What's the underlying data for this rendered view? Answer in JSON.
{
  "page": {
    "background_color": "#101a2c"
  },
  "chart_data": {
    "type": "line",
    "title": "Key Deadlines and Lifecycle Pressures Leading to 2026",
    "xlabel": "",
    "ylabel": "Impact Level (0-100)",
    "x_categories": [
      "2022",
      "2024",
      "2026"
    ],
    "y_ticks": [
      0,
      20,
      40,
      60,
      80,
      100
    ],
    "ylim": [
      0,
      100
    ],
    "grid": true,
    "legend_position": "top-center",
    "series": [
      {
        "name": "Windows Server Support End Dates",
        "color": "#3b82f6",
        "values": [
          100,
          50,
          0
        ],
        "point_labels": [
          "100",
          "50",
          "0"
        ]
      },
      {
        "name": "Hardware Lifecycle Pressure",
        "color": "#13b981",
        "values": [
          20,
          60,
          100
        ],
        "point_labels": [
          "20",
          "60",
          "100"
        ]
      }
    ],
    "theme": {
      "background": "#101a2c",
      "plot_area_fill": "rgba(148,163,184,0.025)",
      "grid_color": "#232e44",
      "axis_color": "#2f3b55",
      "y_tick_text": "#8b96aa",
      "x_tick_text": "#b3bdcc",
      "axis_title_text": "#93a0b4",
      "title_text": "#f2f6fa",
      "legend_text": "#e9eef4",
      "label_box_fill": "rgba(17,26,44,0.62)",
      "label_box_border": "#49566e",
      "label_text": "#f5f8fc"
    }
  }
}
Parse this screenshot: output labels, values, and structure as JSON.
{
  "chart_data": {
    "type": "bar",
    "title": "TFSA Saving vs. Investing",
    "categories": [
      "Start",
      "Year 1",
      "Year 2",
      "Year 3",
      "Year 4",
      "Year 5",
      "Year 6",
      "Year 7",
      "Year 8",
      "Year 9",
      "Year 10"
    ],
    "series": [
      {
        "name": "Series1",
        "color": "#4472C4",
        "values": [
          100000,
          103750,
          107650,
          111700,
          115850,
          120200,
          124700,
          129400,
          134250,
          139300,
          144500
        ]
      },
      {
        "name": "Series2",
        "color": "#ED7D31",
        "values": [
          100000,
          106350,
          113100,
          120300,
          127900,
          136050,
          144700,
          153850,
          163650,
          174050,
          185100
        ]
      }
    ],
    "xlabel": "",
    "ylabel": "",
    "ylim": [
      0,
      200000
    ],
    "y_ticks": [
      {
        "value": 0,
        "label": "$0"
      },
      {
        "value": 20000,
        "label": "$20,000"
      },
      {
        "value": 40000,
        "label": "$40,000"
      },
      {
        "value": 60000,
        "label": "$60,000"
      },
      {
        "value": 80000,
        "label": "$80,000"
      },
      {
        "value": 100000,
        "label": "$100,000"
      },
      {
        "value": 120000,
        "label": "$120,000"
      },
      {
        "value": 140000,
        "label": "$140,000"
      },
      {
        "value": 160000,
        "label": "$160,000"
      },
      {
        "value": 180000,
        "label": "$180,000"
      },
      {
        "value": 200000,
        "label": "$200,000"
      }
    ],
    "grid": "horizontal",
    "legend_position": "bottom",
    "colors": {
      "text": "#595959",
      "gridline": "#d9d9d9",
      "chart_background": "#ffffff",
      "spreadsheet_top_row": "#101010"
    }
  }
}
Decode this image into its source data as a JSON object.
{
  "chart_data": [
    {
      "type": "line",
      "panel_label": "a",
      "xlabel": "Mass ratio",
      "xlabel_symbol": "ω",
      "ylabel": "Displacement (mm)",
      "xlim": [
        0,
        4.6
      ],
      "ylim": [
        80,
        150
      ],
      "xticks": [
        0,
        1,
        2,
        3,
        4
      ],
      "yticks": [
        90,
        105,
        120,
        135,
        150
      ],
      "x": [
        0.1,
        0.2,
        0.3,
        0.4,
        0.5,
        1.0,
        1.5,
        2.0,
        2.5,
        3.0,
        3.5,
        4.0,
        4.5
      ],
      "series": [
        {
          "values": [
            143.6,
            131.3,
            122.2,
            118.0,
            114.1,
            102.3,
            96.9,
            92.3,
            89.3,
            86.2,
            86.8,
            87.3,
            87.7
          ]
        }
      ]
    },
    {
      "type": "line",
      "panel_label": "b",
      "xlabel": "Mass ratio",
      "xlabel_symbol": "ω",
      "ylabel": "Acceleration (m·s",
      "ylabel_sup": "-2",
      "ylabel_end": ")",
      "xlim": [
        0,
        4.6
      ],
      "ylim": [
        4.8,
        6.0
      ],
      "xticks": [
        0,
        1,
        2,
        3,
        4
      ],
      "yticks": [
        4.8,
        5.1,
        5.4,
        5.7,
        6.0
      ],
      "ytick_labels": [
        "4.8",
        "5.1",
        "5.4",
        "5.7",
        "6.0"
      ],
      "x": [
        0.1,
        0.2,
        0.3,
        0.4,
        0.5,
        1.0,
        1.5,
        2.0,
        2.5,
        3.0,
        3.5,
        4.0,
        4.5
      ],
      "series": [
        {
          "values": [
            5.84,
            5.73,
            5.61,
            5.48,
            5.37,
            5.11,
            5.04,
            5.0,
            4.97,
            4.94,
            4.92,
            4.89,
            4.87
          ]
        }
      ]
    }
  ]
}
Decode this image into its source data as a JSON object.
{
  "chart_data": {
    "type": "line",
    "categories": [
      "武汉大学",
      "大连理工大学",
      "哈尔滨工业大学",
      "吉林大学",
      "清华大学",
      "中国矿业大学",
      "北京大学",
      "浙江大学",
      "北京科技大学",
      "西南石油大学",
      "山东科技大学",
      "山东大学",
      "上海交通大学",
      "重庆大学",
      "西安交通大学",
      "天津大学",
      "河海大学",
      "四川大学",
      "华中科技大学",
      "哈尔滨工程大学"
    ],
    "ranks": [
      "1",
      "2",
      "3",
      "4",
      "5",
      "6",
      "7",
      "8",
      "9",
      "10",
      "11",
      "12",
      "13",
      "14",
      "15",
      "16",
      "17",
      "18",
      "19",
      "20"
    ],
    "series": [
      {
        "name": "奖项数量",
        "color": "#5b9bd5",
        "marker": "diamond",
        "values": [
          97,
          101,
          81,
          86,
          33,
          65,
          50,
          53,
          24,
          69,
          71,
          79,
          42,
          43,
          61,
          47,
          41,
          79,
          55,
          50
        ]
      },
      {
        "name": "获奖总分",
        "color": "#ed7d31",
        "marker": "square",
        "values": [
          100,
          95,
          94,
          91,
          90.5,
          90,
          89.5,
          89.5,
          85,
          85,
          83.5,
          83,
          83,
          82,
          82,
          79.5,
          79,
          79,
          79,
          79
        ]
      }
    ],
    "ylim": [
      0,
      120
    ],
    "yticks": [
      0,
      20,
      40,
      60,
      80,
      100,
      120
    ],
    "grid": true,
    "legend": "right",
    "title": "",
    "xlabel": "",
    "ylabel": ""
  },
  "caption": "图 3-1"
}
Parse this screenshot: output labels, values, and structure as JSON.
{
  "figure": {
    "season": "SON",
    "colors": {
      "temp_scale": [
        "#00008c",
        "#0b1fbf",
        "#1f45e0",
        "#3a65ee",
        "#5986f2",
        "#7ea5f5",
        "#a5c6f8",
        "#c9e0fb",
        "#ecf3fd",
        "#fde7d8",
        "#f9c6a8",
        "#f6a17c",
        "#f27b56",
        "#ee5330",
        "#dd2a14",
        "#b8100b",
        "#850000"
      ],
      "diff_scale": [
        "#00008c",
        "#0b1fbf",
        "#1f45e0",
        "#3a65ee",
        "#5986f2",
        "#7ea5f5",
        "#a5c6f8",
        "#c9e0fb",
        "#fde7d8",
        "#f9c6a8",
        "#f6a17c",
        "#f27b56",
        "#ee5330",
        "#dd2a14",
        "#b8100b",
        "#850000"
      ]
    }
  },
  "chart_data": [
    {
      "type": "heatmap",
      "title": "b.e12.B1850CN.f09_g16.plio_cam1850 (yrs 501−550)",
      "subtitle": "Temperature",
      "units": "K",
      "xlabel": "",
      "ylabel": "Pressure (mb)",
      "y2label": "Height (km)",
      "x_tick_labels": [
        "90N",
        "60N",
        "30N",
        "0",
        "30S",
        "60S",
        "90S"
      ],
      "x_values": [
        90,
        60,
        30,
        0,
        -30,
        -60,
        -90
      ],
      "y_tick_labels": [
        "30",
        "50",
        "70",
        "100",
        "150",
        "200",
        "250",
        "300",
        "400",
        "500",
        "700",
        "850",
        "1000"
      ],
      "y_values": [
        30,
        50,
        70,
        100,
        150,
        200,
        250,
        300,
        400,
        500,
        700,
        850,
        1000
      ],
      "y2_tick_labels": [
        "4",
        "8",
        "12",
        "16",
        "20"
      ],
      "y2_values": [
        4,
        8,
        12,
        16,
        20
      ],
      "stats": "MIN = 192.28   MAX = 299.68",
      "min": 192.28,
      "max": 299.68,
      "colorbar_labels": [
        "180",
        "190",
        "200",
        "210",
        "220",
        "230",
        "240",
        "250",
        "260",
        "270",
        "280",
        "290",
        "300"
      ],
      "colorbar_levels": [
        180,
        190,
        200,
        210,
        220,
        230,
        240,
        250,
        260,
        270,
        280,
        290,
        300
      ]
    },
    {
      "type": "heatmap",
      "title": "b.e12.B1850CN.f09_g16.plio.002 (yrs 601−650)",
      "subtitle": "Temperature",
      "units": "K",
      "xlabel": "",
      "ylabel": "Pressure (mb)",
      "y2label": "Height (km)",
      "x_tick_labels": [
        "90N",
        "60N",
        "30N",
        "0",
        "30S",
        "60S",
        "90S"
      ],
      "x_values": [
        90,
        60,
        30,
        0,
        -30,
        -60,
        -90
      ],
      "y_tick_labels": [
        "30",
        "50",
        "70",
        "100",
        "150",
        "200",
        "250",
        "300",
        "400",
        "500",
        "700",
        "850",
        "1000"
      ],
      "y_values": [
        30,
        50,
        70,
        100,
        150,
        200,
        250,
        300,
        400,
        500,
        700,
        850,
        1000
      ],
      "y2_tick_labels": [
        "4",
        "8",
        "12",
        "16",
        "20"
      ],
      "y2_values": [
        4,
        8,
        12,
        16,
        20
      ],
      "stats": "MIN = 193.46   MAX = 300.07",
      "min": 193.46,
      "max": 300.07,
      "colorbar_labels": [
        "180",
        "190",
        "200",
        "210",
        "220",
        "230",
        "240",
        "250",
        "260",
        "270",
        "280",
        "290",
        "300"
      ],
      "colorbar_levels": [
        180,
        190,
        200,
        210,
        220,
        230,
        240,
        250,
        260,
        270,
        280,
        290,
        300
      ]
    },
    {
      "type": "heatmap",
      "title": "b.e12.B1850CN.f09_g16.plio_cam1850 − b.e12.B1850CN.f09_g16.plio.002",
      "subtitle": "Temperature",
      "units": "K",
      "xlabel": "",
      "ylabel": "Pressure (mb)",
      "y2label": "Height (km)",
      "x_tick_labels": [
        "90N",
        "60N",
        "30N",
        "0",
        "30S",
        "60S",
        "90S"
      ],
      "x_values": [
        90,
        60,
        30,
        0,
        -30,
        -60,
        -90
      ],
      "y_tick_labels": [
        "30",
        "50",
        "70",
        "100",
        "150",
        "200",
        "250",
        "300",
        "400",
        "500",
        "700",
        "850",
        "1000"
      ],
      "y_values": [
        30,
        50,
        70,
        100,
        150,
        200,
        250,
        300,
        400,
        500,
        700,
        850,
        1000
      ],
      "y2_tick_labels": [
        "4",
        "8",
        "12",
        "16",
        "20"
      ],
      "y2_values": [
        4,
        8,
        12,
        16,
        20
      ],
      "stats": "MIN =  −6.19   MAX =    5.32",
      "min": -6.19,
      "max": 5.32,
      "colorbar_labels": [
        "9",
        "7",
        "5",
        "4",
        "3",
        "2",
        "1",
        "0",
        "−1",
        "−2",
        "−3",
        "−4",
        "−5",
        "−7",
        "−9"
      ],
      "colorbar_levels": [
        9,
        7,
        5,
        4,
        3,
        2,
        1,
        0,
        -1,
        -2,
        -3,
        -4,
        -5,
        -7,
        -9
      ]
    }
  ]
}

§

* EXERCISE BRIEF *
Report how many lines of the records above contain the word "name", giving only the number.

* SOLUTION *
6